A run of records

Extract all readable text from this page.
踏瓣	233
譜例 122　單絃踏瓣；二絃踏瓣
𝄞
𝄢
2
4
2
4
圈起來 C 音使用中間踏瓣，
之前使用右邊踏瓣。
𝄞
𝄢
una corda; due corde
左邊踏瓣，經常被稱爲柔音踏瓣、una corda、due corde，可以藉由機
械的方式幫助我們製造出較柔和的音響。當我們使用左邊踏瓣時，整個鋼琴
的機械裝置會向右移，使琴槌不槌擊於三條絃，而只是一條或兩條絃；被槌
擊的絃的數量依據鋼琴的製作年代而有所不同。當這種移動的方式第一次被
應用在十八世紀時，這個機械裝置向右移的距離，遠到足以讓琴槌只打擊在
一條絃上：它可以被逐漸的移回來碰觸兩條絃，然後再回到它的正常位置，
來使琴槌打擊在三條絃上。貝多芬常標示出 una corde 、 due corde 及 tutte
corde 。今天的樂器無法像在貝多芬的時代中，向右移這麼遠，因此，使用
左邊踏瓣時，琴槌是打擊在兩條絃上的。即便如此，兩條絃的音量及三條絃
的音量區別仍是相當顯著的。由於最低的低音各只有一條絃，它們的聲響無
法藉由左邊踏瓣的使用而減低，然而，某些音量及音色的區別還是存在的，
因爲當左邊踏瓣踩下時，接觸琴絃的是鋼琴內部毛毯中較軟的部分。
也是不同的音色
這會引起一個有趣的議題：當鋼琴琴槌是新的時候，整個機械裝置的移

What the exercise asks: Copy out each record, keeping every word as it is.

The completed task:
Extract all readable text from this page.
踏瓣	233
譜例 122　單絃踏瓣；二絃踏瓣
𝄞
𝄢
2
4
2
4
圈起來 C 音使用中間踏瓣，
之前使用右邊踏瓣。
𝄞
𝄢
una corda; due corde
左邊踏瓣，經常被稱爲柔音踏瓣、una corda、due corde，可以藉由機
械的方式幫助我們製造出較柔和的音響。當我們使用左邊踏瓣時，整個鋼琴
的機械裝置會向右移，使琴槌不槌擊於三條絃，而只是一條或兩條絃；被槌
擊的絃的數量依據鋼琴的製作年代而有所不同。當這種移動的方式第一次被
應用在十八世紀時，這個機械裝置向右移的距離，遠到足以讓琴槌只打擊在
一條絃上：它可以被逐漸的移回來碰觸兩條絃，然後再回到它的正常位置，
來使琴槌打擊在三條絃上。貝多芬常標示出 una corde 、 due corde 及 tutte
corde 。今天的樂器無法像在貝多芬的時代中，向右移這麼遠，因此，使用
左邊踏瓣時，琴槌是打擊在兩條絃上的。即便如此，兩條絃的音量及三條絃
的音量區別仍是相當顯著的。由於最低的低音各只有一條絃，它們的聲響無
法藉由左邊踏瓣的使用而減低，然而，某些音量及音色的區別還是存在的，
因爲當左邊踏瓣踩下時，接觸琴絃的是鋼琴內部毛毯中較軟的部分。
也是不同的音色
這會引起一個有趣的議題：當鋼琴琴槌是新的時候，整個機械裝置的移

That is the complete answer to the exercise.